**What is expected**.
Identify all lines in the data containing the string "this". Copy them out.

»»

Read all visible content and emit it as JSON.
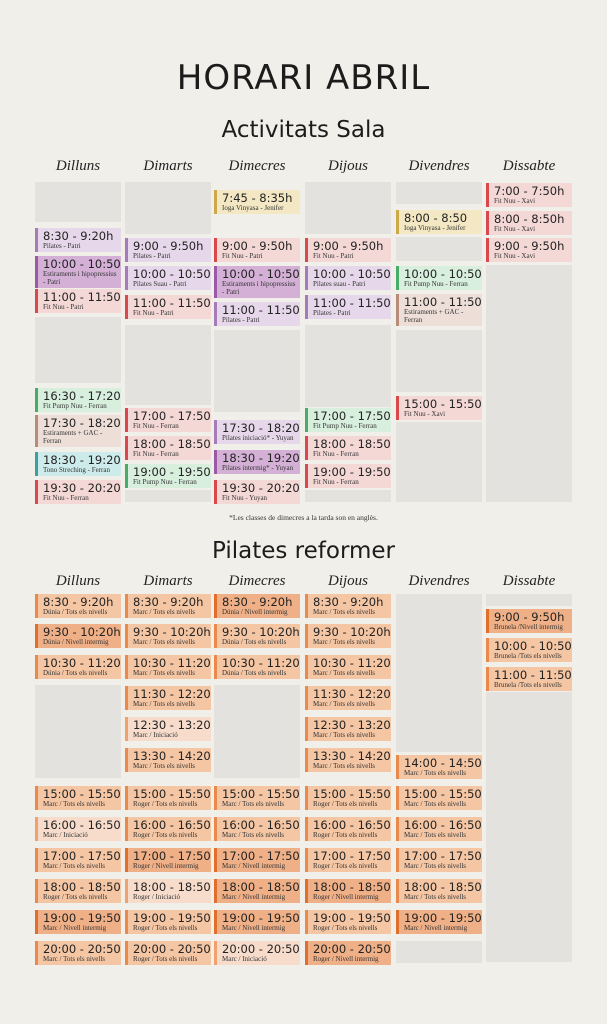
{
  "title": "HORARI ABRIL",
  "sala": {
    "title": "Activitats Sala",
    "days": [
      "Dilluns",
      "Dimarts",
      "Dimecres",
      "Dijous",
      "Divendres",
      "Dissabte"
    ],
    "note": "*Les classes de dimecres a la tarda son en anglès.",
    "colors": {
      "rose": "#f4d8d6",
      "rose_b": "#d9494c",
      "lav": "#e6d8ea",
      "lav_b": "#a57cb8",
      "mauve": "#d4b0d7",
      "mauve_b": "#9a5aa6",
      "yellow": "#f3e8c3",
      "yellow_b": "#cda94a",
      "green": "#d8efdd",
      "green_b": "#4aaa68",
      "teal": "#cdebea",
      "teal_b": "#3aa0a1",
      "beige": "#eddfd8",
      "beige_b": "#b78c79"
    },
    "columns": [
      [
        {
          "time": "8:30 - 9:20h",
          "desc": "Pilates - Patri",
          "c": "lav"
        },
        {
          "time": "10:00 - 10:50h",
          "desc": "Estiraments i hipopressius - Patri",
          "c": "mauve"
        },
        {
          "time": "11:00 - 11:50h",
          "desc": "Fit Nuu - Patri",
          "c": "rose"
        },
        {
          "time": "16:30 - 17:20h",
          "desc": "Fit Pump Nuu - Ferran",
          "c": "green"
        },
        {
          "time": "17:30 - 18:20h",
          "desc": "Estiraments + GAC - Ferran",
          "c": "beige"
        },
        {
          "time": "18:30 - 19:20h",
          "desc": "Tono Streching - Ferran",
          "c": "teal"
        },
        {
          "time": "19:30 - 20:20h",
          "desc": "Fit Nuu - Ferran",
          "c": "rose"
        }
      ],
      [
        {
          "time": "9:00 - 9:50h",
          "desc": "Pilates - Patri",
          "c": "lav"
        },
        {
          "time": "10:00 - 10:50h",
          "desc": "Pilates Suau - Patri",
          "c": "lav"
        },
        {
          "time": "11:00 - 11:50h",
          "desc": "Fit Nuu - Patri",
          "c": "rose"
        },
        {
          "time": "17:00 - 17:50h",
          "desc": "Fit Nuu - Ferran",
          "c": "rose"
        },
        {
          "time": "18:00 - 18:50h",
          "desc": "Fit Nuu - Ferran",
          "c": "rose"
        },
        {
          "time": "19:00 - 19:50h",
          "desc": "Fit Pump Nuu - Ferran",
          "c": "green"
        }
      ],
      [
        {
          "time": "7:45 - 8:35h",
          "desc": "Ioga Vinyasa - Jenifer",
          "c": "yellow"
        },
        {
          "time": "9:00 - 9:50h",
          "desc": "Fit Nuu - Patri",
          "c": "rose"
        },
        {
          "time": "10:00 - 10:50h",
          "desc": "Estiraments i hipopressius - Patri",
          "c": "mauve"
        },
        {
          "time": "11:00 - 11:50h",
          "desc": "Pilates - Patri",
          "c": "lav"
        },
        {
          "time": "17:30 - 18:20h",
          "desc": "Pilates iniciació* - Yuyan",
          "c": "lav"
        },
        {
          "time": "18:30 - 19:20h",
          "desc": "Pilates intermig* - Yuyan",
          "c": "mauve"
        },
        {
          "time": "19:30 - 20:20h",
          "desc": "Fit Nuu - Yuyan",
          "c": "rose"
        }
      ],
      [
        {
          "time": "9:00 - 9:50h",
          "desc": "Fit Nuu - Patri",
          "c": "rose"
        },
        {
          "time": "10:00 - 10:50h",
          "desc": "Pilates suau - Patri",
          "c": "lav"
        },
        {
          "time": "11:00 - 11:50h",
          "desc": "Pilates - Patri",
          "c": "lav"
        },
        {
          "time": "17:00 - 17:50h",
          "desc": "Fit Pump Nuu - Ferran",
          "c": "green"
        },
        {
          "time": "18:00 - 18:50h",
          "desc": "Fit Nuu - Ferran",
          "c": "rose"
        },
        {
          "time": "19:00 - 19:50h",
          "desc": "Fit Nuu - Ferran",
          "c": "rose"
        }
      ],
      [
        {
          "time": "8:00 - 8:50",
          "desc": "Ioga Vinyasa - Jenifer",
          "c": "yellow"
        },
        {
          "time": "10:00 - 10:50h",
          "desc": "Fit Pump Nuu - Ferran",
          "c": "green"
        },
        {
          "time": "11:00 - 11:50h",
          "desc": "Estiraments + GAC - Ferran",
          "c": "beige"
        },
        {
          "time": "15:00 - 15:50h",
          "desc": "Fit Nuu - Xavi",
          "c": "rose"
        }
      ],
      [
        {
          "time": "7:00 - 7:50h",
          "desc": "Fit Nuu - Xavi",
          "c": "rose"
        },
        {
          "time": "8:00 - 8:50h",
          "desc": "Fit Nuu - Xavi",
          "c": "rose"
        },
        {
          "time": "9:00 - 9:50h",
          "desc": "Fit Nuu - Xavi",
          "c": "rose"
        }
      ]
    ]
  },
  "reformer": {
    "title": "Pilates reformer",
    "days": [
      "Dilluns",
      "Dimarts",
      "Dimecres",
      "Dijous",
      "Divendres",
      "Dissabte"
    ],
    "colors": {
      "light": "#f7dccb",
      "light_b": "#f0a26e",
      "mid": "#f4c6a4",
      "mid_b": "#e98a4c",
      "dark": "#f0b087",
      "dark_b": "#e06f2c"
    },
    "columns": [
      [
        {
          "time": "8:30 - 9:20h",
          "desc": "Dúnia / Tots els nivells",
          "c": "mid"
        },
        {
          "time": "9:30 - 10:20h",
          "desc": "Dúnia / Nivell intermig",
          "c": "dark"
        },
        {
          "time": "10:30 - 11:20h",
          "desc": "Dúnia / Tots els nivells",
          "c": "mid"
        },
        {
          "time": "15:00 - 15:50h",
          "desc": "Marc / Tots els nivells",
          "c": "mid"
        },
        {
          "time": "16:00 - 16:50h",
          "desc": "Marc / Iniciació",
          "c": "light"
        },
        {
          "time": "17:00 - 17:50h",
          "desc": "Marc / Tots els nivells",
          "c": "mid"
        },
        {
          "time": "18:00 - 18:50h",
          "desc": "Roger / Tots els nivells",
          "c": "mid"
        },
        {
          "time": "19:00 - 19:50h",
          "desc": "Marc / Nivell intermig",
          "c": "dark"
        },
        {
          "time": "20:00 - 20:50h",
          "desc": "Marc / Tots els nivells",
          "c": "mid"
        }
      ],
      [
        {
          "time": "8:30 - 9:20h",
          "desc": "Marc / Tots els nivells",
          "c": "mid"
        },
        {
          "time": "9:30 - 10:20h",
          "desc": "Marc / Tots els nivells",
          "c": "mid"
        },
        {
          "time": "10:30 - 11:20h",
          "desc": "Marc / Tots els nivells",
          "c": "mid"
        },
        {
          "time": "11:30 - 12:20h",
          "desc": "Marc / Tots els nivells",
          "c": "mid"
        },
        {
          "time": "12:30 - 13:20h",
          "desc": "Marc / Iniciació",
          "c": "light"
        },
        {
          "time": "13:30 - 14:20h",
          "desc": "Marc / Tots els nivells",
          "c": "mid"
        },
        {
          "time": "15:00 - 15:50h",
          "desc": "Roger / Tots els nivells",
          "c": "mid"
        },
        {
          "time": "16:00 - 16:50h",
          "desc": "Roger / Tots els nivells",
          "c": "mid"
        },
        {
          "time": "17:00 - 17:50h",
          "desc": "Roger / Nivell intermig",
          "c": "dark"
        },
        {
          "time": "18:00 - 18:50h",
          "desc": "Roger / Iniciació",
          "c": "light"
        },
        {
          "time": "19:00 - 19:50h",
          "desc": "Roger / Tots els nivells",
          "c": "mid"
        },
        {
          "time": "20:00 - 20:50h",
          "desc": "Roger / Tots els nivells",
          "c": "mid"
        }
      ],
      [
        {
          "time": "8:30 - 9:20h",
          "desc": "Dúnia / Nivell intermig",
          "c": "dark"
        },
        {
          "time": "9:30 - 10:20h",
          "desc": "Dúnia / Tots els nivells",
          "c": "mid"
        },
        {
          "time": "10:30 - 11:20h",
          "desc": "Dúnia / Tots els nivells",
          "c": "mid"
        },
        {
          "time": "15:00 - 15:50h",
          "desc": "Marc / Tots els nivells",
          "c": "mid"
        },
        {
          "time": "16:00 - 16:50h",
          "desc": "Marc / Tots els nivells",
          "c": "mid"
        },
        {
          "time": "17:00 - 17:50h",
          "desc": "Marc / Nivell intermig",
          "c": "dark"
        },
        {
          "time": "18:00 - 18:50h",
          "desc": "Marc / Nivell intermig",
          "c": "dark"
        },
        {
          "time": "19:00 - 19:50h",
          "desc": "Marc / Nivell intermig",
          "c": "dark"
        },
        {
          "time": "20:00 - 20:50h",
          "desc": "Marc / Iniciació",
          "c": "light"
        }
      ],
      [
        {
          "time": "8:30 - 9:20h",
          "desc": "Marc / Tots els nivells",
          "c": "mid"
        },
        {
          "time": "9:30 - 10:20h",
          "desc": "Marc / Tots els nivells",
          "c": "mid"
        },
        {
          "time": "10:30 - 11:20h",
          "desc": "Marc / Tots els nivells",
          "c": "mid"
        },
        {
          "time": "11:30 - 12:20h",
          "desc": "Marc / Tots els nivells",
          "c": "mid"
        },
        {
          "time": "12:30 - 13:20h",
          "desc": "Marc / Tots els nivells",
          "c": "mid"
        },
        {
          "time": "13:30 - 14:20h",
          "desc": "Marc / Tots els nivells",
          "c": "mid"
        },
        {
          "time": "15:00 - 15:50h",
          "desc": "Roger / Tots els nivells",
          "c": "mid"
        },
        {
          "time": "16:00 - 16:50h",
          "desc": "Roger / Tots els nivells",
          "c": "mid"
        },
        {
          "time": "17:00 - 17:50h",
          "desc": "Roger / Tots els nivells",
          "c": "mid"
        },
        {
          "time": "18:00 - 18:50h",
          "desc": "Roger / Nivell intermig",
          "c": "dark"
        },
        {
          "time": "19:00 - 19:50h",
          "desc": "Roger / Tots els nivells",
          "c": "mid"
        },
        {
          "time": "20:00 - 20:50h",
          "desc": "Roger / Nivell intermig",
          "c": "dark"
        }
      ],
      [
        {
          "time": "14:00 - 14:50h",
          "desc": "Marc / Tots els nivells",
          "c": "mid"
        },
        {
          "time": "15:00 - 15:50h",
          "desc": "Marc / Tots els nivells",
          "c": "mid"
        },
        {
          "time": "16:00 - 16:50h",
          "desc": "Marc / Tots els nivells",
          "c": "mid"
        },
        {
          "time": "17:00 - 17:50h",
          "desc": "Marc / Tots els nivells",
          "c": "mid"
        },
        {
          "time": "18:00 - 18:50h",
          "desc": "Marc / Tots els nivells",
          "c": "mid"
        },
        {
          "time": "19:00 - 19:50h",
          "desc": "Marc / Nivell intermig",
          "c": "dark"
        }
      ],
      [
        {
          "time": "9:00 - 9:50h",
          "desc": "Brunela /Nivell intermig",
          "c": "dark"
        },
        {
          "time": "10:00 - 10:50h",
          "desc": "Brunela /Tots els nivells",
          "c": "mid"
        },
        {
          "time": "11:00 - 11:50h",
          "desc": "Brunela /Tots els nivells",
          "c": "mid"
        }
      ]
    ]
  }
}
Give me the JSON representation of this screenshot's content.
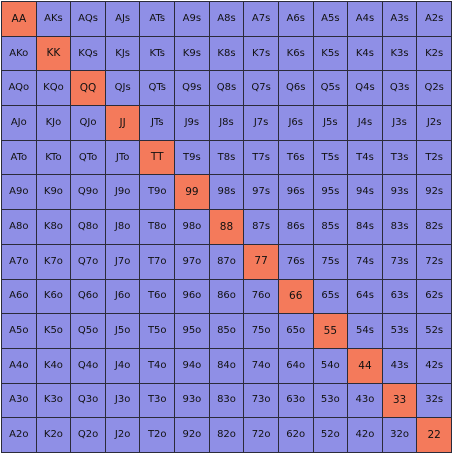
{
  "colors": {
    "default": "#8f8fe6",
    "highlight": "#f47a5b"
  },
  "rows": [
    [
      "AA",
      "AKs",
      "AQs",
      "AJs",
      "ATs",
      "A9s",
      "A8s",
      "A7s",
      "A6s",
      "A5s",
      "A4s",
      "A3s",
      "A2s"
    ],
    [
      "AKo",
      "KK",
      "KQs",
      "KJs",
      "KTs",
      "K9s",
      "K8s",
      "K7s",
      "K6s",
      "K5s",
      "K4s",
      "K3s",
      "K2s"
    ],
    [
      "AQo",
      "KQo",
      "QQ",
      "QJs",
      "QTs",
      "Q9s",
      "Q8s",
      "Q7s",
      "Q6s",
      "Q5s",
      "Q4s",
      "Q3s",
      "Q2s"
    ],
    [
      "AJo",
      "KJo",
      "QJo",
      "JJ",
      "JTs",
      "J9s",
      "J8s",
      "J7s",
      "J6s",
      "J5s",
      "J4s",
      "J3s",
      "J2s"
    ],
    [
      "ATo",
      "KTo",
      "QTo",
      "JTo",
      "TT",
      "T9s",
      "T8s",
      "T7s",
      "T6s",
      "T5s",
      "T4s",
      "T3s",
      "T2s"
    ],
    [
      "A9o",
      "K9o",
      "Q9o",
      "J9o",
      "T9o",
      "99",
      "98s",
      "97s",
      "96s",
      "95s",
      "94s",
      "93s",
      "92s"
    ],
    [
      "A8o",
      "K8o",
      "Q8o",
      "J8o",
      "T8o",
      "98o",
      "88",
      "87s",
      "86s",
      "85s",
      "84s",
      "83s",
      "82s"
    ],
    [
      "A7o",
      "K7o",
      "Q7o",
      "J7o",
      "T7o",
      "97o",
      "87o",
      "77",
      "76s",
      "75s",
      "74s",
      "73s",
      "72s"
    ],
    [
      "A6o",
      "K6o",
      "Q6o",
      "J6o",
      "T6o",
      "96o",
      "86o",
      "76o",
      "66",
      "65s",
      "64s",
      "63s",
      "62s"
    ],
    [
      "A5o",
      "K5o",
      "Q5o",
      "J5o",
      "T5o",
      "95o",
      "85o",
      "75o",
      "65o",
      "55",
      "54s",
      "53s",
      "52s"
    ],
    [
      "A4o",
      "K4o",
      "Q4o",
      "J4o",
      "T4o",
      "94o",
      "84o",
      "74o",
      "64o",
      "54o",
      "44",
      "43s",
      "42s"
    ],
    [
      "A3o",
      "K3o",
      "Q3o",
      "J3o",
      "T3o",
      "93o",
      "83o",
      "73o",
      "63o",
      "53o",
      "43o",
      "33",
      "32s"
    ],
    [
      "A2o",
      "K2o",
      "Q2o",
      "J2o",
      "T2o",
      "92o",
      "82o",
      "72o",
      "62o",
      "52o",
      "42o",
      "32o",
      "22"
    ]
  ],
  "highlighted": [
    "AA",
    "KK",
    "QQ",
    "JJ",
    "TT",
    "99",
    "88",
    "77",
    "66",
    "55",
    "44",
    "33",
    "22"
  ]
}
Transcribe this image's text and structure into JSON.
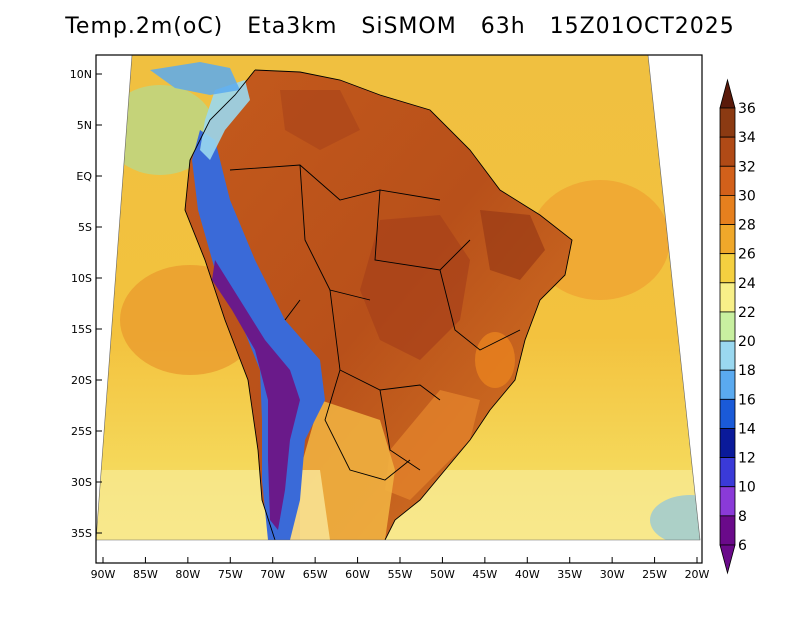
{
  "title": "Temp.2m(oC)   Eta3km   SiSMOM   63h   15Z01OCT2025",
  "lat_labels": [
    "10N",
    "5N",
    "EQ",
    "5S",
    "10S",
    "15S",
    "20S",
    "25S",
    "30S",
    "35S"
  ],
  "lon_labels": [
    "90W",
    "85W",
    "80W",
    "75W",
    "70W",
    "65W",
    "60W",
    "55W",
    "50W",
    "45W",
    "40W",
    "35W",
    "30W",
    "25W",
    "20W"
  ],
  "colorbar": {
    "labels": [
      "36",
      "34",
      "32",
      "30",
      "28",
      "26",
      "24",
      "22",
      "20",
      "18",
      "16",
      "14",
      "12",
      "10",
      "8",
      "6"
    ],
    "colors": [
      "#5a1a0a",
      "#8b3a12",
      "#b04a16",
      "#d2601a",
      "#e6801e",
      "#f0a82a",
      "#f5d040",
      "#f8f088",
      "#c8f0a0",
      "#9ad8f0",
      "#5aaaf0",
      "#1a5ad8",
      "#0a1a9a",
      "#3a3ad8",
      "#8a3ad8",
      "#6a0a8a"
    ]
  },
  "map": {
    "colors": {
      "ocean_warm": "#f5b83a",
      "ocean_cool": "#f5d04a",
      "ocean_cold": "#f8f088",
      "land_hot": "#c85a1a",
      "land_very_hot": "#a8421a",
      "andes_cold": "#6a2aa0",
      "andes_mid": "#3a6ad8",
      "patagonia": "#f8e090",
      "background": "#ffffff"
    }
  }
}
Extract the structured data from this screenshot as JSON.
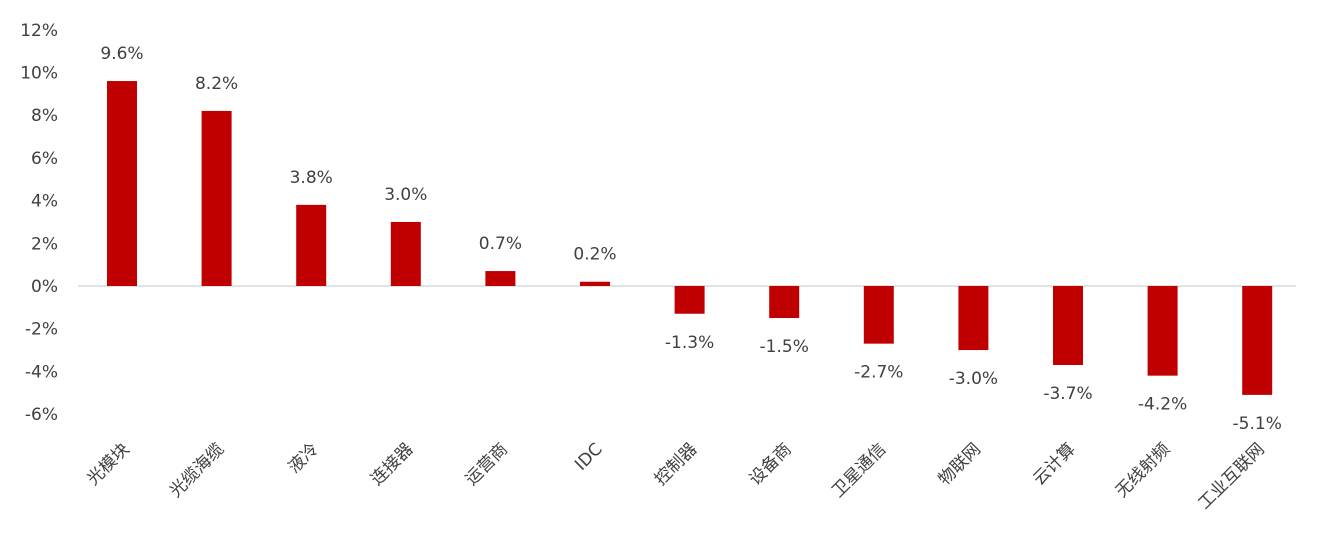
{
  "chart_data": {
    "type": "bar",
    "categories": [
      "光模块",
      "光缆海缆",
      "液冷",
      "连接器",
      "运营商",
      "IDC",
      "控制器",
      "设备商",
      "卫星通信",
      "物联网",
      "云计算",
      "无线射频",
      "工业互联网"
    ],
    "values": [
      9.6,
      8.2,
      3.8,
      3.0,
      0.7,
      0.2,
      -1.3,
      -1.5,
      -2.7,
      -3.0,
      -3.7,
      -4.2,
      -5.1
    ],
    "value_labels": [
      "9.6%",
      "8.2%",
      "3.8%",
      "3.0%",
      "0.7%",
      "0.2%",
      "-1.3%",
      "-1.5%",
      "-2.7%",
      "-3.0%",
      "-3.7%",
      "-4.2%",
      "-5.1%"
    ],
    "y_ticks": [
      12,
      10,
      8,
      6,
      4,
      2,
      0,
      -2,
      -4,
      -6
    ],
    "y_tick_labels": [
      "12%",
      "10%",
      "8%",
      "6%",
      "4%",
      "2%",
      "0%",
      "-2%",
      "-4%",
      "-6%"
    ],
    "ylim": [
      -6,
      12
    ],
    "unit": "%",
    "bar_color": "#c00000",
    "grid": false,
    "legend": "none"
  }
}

««

**Exercise result**.
Give me the JSON representation of this screenshot's content.
Transcribe this image's text and structure into JSON.
Extract the structured data from this screenshot as JSON.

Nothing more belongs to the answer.